(Dataset entries)
↓↓↓

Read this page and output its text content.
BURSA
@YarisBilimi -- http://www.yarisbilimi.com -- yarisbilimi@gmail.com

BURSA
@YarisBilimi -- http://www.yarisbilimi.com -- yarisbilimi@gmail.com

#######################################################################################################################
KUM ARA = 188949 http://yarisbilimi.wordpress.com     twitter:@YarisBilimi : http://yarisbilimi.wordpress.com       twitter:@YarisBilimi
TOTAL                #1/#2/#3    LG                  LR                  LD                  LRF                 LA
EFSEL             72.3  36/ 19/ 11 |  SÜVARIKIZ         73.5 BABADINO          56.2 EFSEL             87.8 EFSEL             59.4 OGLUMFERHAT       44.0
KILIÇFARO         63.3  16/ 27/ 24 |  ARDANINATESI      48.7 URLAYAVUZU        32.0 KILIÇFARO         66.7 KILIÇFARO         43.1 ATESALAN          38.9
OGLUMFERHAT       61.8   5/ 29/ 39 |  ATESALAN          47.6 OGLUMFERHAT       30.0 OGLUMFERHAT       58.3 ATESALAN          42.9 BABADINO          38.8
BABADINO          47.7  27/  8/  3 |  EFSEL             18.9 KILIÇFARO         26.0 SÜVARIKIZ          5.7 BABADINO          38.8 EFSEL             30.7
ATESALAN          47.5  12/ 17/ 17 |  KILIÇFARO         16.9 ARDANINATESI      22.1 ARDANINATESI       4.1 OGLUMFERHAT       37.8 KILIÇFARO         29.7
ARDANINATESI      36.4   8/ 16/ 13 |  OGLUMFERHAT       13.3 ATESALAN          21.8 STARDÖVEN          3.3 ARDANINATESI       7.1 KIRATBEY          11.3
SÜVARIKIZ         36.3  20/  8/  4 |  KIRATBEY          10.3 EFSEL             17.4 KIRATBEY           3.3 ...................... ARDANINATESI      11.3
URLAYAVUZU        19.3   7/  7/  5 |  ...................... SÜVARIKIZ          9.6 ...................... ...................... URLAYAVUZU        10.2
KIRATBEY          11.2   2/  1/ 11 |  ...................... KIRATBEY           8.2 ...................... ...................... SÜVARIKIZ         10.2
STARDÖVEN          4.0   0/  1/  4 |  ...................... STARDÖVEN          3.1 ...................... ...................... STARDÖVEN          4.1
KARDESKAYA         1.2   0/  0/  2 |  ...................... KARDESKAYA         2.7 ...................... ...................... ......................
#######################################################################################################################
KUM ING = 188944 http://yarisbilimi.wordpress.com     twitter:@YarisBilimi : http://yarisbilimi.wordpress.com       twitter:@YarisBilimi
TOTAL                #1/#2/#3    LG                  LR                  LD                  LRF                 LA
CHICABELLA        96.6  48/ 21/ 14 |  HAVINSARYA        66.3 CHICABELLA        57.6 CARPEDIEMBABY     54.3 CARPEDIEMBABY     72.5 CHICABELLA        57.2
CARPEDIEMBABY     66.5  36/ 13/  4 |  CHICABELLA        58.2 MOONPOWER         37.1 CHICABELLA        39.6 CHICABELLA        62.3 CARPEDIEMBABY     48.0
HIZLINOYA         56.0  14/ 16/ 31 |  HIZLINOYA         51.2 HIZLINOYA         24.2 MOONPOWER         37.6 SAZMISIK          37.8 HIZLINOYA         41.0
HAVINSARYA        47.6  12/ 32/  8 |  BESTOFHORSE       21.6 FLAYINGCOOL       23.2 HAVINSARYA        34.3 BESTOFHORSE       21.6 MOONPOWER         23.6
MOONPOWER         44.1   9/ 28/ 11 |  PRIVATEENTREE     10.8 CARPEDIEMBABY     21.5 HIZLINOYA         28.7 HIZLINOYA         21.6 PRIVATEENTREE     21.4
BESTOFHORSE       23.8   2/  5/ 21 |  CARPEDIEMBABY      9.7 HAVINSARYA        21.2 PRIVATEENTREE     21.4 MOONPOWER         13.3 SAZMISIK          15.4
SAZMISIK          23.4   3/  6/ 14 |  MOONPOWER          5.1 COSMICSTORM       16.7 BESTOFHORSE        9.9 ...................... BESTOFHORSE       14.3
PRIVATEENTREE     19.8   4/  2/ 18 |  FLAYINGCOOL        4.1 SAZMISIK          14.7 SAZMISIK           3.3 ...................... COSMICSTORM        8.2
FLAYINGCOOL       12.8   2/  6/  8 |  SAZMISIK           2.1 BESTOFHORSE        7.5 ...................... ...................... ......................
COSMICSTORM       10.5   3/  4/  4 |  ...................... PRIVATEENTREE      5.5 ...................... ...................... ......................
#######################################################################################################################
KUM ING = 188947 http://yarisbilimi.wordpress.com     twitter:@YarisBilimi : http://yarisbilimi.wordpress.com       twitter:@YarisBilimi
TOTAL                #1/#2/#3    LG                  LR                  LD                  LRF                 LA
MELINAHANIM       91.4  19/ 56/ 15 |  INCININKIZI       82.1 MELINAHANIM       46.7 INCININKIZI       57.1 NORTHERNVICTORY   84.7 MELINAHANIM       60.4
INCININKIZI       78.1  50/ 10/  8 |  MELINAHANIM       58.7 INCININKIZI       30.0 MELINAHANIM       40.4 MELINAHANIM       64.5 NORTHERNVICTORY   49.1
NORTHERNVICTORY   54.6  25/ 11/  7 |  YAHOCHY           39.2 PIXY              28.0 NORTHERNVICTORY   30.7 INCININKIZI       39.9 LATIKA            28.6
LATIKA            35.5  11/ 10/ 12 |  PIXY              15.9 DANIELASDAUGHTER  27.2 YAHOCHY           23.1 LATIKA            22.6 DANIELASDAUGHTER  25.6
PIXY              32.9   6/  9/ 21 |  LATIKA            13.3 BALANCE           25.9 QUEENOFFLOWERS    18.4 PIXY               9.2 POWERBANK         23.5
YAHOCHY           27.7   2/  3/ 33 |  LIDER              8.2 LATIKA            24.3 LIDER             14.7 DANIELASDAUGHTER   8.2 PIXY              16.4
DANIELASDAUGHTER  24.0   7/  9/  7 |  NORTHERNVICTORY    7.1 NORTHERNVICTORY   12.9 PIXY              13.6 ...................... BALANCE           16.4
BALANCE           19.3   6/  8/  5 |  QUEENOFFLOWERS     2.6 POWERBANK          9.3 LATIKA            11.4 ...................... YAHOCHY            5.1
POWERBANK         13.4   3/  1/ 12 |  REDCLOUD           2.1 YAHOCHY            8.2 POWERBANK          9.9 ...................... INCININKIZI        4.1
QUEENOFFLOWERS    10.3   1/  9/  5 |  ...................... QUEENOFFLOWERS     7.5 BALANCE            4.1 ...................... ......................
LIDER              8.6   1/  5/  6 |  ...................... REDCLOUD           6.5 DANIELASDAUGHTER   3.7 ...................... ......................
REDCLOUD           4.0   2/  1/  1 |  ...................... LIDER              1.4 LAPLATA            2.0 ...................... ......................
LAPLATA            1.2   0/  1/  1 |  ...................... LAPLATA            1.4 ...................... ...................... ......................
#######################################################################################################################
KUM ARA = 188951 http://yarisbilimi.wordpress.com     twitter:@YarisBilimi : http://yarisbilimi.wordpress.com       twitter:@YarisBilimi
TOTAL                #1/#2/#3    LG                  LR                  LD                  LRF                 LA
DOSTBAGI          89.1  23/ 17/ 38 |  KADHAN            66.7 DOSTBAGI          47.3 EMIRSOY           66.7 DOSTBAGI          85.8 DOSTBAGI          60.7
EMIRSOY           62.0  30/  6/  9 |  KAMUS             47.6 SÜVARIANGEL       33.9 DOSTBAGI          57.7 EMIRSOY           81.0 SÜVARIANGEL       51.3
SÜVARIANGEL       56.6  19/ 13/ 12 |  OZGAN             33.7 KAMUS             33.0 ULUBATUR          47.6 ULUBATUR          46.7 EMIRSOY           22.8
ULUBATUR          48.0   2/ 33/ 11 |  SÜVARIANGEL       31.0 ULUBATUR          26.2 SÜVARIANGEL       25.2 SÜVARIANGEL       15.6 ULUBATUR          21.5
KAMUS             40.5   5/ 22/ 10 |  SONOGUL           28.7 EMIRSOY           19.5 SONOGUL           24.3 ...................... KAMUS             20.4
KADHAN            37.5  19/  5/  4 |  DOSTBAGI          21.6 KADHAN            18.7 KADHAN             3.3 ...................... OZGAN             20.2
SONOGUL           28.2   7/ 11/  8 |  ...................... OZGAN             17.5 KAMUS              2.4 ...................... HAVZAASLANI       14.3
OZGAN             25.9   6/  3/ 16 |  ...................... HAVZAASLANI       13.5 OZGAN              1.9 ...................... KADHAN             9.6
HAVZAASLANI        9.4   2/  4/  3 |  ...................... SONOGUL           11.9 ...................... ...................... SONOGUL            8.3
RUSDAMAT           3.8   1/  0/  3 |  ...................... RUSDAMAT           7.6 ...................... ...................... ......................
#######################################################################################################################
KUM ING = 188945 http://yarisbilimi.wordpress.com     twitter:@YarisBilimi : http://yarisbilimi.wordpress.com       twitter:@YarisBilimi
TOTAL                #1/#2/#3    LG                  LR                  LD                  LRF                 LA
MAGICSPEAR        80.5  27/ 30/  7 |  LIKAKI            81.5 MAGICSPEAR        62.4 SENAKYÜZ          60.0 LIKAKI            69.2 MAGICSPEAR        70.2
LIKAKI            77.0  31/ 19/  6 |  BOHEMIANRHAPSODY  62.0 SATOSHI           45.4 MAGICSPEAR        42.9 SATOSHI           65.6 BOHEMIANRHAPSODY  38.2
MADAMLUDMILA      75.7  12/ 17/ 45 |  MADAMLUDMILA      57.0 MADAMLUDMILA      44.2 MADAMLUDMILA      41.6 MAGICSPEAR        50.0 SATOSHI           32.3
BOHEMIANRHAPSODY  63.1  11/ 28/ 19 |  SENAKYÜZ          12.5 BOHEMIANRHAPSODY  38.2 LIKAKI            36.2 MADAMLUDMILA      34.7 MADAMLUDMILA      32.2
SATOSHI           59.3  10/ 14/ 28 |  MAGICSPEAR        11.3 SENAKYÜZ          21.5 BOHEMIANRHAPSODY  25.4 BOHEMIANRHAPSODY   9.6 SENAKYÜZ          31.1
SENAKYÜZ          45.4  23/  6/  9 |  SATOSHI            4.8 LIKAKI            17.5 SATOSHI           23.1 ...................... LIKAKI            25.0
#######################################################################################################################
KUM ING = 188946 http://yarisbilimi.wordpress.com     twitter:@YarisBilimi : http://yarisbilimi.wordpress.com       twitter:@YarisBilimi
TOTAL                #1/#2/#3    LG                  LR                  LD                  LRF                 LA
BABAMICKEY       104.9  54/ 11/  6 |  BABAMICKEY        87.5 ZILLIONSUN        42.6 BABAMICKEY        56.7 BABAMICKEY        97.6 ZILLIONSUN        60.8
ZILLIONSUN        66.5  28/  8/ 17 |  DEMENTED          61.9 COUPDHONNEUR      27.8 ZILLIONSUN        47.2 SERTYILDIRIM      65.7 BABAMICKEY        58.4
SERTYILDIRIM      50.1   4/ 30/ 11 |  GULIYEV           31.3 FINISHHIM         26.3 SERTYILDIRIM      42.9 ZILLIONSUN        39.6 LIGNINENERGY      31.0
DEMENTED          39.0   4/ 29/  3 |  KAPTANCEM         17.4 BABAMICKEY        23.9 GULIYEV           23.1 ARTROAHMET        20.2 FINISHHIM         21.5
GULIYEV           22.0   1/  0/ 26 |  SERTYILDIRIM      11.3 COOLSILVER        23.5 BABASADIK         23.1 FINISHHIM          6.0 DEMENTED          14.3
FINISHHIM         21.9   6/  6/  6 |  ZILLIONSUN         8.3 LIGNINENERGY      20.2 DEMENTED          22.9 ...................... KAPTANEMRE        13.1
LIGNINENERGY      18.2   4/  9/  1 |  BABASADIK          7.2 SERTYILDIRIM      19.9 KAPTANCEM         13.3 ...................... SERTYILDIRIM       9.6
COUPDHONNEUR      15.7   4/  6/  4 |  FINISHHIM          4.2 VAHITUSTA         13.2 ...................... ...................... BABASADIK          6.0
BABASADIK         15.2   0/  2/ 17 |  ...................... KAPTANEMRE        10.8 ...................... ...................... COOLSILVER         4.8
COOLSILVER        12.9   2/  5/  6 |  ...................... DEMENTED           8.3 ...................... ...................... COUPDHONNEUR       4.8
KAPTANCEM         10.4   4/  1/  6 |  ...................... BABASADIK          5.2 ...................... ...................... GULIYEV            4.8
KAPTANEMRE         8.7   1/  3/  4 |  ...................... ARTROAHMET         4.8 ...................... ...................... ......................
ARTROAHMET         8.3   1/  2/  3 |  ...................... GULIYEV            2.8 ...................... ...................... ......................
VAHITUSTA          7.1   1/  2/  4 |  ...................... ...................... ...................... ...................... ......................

↑↑↑

_Given exercise_
Pull out all lines containing the word "BOHEMIANRHAPSODY" from the entries above.

_The output_
LIKAKI            77.0  31/ 19/  6 |  BOHEMIANRHAPSODY  62.0 SATOSHI           45.4 MAGICSPEAR        42.9 SATOSHI           65.6 BOHEMIANRHAPSODY  38.2
BOHEMIANRHAPSODY  63.1  11/ 28/ 19 |  SENAKYÜZ          12.5 BOHEMIANRHAPSODY  38.2 LIKAKI            36.2 MADAMLUDMILA      34.7 MADAMLUDMILA      32.2
SATOSHI           59.3  10/ 14/ 28 |  MAGICSPEAR        11.3 SENAKYÜZ          21.5 BOHEMIANRHAPSODY  25.4 BOHEMIANRHAPSODY   9.6 SENAKYÜZ          31.1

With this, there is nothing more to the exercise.